━━━━━ Input for this task ━━━━━

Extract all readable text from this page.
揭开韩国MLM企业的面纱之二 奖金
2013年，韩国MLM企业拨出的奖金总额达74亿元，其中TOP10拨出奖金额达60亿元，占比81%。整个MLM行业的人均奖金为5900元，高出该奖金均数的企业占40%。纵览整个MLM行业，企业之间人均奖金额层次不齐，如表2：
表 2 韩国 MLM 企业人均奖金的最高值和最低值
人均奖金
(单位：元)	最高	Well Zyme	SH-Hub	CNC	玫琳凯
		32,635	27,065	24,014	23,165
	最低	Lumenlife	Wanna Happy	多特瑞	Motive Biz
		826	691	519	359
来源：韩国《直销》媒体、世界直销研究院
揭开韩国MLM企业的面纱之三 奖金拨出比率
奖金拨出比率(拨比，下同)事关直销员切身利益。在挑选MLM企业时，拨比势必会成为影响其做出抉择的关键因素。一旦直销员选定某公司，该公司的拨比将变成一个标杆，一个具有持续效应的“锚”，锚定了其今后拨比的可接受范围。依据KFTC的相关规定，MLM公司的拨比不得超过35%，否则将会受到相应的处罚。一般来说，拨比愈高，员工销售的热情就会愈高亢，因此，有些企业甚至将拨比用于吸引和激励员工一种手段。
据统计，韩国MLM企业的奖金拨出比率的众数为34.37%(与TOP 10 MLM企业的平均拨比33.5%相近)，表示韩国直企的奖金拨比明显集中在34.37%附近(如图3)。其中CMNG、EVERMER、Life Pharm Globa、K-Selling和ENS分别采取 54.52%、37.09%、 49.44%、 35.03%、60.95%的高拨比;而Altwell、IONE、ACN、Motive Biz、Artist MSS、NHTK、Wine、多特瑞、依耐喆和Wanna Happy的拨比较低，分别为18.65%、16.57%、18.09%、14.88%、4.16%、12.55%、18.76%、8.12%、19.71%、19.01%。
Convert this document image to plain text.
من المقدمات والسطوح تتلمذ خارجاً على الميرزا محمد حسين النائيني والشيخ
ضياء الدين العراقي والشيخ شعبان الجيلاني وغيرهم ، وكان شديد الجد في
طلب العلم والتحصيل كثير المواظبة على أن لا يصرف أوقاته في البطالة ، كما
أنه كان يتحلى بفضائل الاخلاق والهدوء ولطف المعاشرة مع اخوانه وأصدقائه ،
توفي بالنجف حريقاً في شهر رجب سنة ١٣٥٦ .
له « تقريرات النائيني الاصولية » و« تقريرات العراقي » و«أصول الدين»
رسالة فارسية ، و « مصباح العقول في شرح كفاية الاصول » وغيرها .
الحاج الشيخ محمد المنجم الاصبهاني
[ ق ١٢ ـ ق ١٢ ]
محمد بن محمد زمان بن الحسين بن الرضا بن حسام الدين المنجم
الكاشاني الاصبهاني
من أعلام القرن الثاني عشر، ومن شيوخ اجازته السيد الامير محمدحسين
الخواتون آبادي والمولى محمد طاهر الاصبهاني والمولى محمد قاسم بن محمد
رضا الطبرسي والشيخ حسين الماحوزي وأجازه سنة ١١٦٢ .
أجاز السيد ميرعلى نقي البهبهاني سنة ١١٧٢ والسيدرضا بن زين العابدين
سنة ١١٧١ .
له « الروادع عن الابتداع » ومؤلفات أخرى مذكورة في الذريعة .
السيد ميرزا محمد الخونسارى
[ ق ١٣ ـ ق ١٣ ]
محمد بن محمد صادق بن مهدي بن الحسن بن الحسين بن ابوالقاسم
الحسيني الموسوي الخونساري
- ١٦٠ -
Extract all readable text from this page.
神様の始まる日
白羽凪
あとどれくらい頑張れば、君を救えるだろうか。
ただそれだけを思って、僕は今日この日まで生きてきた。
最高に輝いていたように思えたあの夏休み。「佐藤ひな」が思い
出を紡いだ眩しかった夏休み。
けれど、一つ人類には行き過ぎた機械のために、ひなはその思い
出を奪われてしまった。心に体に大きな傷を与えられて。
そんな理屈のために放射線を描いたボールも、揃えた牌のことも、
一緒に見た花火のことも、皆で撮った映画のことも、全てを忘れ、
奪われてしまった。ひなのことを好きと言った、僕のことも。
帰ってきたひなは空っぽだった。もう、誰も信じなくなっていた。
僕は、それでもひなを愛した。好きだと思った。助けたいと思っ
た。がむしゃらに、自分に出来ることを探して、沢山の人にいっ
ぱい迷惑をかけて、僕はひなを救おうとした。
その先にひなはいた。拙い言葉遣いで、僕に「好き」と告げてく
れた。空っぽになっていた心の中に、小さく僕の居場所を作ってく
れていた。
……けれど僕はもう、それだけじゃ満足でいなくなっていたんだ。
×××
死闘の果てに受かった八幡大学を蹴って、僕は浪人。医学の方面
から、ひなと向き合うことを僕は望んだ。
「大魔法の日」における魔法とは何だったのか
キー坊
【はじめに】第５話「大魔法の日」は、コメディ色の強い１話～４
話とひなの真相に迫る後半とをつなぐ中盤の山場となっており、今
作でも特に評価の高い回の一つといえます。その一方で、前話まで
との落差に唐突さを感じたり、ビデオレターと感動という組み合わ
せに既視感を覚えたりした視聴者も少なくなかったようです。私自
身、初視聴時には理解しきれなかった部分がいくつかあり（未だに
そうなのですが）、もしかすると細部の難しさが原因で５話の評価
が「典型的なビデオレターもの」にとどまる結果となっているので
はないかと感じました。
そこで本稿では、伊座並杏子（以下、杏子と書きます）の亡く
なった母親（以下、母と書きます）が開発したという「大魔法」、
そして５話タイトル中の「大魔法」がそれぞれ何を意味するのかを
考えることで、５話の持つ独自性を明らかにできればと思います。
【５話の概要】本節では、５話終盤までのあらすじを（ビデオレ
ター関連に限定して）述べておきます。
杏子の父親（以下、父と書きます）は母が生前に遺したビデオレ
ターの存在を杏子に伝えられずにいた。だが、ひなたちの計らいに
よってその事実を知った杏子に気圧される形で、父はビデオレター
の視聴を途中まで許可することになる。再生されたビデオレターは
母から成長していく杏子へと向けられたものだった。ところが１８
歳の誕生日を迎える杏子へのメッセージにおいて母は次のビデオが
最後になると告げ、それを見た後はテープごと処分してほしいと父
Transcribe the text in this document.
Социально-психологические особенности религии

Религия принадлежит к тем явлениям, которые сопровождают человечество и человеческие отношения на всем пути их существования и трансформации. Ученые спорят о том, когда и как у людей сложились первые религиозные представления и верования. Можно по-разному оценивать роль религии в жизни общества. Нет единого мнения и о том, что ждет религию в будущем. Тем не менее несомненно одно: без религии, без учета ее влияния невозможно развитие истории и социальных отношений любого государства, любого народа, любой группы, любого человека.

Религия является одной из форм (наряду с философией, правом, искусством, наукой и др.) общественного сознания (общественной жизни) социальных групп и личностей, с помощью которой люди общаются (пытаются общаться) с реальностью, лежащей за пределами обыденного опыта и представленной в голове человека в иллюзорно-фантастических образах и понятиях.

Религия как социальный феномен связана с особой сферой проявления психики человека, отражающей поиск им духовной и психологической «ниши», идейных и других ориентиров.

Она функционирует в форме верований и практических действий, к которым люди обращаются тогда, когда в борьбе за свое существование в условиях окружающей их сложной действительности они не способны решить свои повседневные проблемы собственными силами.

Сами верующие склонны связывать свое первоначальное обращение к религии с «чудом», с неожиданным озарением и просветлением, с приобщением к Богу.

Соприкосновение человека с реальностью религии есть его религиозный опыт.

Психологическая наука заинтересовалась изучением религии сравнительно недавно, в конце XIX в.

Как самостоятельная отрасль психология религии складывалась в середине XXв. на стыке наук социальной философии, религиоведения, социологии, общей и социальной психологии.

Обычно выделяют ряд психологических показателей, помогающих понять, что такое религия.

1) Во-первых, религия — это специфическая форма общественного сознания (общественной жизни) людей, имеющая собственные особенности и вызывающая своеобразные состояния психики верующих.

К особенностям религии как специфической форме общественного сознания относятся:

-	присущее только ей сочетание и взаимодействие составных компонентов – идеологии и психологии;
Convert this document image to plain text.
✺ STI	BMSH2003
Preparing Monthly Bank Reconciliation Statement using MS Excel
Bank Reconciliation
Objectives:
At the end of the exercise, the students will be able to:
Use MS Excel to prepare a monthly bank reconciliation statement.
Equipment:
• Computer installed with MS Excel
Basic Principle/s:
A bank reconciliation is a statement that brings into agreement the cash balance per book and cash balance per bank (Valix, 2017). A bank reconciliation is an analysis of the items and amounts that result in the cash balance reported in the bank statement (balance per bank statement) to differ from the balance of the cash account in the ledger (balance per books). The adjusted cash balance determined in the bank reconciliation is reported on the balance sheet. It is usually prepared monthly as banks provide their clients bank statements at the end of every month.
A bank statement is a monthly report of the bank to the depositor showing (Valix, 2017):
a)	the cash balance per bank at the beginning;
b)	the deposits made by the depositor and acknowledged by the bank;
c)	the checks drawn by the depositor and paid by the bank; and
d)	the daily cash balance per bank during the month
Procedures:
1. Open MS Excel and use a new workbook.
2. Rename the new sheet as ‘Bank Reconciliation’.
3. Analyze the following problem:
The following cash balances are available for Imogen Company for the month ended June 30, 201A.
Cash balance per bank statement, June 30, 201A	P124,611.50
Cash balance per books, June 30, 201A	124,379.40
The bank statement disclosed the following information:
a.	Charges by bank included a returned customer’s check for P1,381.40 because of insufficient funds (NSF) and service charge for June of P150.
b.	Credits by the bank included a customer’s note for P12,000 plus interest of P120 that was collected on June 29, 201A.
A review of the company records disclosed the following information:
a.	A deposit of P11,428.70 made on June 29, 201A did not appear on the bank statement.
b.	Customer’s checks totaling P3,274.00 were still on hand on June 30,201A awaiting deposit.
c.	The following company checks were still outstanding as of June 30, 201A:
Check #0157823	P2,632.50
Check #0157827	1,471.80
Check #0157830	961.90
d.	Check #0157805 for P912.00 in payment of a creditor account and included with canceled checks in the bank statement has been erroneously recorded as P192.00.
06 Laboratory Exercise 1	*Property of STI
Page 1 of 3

━━━━━

▶ **What needs to be done**:
Review the material and copy each line in which the word "форме" appears.

▶ **Exercise solution**:
Она функционирует в форме верований и практических действий, к которым люди обращаются тогда, когда в борьбе за свое существование в условиях окружающей их сложной действительности они не способны решить свои повседневные проблемы собственными силами.
К особенностям религии как специфической форме общественного сознания относятся:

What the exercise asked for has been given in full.